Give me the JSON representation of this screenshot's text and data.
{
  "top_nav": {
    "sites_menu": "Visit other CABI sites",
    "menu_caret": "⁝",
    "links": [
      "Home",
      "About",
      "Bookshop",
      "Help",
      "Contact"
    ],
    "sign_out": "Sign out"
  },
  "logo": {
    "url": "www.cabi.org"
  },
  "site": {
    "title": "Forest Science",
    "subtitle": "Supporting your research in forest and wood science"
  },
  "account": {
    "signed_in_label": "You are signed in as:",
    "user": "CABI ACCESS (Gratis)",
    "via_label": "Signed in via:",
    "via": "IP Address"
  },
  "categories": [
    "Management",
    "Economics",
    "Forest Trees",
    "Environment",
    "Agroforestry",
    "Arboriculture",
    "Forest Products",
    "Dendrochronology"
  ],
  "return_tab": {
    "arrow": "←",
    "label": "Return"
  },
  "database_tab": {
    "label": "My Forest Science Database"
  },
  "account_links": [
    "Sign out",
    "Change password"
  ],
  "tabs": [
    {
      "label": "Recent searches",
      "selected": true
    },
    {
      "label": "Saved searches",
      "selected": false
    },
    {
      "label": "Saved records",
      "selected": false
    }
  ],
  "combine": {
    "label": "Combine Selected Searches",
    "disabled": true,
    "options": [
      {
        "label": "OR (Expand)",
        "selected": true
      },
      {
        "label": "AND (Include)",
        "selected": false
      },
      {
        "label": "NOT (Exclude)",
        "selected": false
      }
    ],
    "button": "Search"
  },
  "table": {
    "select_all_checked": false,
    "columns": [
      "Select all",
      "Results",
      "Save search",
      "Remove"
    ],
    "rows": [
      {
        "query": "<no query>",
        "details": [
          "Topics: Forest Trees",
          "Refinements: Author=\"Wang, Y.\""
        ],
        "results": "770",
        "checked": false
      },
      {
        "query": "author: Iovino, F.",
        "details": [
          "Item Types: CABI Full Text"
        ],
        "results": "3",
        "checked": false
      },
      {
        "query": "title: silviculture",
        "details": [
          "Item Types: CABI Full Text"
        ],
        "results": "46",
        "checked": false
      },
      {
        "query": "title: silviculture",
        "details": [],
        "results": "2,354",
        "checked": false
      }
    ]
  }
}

TASK STATEMENT:
Every line above should be written out again exactly as it stands.

PROBLEM SOLUTION:
Give me the JSON representation of this screenshot's text and data.
{
  "top_nav": {
    "sites_menu": "Visit other CABI sites",
    "menu_caret": "⁝",
    "links": [
      "Home",
      "About",
      "Bookshop",
      "Help",
      "Contact"
    ],
    "sign_out": "Sign out"
  },
  "logo": {
    "url": "www.cabi.org"
  },
  "site": {
    "title": "Forest Science",
    "subtitle": "Supporting your research in forest and wood science"
  },
  "account": {
    "signed_in_label": "You are signed in as:",
    "user": "CABI ACCESS (Gratis)",
    "via_label": "Signed in via:",
    "via": "IP Address"
  },
  "categories": [
    "Management",
    "Economics",
    "Forest Trees",
    "Environment",
    "Agroforestry",
    "Arboriculture",
    "Forest Products",
    "Dendrochronology"
  ],
  "return_tab": {
    "arrow": "←",
    "label": "Return"
  },
  "database_tab": {
    "label": "My Forest Science Database"
  },
  "account_links": [
    "Sign out",
    "Change password"
  ],
  "tabs": [
    {
      "label": "Recent searches",
      "selected": true
    },
    {
      "label": "Saved searches",
      "selected": false
    },
    {
      "label": "Saved records",
      "selected": false
    }
  ],
  "combine": {
    "label": "Combine Selected Searches",
    "disabled": true,
    "options": [
      {
        "label": "OR (Expand)",
        "selected": true
      },
      {
        "label": "AND (Include)",
        "selected": false
      },
      {
        "label": "NOT (Exclude)",
        "selected": false
      }
    ],
    "button": "Search"
  },
  "table": {
    "select_all_checked": false,
    "columns": [
      "Select all",
      "Results",
      "Save search",
      "Remove"
    ],
    "rows": [
      {
        "query": "<no query>",
        "details": [
          "Topics: Forest Trees",
          "Refinements: Author=\"Wang, Y.\""
        ],
        "results": "770",
        "checked": false
      },
      {
        "query": "author: Iovino, F.",
        "details": [
          "Item Types: CABI Full Text"
        ],
        "results": "3",
        "checked": false
      },
      {
        "query": "title: silviculture",
        "details": [
          "Item Types: CABI Full Text"
        ],
        "results": "46",
        "checked": false
      },
      {
        "query": "title: silviculture",
        "details": [],
        "results": "2,354",
        "checked": false
      }
    ]
  }
}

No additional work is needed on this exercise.